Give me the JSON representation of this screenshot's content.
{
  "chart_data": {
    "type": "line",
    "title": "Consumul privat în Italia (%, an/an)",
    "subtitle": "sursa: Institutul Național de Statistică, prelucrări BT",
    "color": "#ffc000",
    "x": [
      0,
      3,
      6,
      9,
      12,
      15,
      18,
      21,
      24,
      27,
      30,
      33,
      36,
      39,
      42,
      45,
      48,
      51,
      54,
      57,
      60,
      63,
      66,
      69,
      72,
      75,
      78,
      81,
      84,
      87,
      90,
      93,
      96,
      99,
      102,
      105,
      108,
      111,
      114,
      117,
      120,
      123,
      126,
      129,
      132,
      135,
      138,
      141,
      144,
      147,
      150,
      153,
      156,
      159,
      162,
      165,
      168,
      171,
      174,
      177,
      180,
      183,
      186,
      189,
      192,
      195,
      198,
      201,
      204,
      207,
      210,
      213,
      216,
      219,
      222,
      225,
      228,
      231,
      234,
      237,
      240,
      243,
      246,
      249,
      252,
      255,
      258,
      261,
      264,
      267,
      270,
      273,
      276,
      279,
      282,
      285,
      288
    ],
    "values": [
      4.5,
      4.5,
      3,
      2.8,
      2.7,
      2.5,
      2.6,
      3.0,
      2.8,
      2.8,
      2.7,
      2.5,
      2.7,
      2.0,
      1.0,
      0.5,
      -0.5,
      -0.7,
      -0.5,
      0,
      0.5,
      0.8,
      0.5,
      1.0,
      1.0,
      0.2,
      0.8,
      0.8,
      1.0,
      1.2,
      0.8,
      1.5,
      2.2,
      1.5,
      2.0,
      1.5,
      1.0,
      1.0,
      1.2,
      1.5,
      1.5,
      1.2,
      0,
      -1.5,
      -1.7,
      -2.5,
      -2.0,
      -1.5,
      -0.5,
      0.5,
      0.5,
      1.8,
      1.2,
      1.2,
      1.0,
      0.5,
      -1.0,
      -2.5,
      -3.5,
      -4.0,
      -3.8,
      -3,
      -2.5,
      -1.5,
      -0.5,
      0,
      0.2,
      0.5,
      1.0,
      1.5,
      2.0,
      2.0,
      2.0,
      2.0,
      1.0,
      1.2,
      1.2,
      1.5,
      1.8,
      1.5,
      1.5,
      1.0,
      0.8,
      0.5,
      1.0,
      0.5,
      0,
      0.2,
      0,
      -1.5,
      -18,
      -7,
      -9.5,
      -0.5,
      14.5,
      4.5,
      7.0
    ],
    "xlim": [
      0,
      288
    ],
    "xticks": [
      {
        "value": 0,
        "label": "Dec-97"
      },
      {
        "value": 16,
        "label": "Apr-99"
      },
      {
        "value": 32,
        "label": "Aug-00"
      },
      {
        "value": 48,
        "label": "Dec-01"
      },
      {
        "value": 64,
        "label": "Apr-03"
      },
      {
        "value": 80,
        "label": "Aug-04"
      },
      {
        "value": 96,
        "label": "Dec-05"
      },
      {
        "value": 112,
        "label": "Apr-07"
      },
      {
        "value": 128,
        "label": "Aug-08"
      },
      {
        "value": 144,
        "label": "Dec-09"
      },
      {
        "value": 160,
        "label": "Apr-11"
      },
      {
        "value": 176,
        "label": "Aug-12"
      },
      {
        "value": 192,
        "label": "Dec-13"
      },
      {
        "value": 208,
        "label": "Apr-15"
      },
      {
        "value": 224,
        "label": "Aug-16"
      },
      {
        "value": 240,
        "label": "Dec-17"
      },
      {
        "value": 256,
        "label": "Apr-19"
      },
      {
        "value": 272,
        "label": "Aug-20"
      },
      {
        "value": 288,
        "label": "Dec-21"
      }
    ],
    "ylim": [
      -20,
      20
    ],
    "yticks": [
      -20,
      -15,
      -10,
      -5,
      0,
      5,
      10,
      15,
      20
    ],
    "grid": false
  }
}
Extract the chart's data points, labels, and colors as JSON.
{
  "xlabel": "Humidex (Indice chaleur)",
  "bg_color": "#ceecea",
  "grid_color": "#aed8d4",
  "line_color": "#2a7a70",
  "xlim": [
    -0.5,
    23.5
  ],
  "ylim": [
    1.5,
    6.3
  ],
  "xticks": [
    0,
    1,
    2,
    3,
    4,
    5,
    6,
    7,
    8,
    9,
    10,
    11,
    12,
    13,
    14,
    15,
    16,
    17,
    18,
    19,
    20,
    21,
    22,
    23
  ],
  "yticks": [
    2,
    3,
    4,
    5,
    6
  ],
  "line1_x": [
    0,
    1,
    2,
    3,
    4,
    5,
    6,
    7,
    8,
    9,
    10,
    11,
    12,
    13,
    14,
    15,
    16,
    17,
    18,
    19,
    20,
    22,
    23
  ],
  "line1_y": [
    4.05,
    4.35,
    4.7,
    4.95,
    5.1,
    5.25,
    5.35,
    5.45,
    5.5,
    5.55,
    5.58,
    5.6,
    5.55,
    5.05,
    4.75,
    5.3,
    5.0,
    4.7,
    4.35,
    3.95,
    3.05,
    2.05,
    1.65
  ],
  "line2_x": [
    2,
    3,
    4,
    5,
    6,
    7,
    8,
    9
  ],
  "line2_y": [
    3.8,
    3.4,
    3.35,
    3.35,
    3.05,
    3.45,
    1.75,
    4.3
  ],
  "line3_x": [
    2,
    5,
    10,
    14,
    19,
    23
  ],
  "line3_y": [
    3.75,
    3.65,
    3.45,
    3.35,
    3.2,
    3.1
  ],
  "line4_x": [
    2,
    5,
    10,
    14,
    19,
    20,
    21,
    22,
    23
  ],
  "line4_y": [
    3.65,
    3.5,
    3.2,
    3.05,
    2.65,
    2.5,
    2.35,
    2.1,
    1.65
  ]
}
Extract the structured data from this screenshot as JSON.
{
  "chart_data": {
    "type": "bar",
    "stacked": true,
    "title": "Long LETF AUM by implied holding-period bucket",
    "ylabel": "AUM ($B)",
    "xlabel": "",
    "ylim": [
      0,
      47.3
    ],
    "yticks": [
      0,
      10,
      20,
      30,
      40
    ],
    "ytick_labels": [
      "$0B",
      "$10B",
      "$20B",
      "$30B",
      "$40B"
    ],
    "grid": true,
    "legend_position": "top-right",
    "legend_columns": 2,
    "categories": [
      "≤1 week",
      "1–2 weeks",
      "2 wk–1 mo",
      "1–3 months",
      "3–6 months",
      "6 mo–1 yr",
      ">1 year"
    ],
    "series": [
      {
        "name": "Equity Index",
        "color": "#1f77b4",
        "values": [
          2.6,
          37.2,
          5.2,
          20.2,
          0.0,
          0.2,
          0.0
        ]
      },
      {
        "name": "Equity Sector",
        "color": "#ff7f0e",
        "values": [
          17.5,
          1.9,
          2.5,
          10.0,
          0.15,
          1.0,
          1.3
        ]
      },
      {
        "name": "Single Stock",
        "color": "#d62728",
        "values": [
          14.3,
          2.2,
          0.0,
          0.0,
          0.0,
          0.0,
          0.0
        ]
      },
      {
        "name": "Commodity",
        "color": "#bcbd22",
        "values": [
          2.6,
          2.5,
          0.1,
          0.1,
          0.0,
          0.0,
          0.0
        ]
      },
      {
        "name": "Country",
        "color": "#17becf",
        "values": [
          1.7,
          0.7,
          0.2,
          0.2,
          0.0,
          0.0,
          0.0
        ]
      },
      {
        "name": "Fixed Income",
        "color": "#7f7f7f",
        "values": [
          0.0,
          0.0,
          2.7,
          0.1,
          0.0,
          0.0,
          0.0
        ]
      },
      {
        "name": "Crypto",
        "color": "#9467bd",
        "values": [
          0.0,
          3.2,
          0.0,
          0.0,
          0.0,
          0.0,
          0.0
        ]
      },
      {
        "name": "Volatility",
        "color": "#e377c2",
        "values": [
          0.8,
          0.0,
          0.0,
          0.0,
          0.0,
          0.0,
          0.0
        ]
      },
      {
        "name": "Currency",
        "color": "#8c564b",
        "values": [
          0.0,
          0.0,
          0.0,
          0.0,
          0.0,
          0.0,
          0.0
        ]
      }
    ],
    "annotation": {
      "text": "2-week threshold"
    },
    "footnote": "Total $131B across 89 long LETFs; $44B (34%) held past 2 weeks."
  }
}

★ ★ ★ ★

◆ TASK DESCRIPTION: Within the entries above, how many lines contain "name"? Respond with the number only.

◆ WRITTEN ANSWER: 9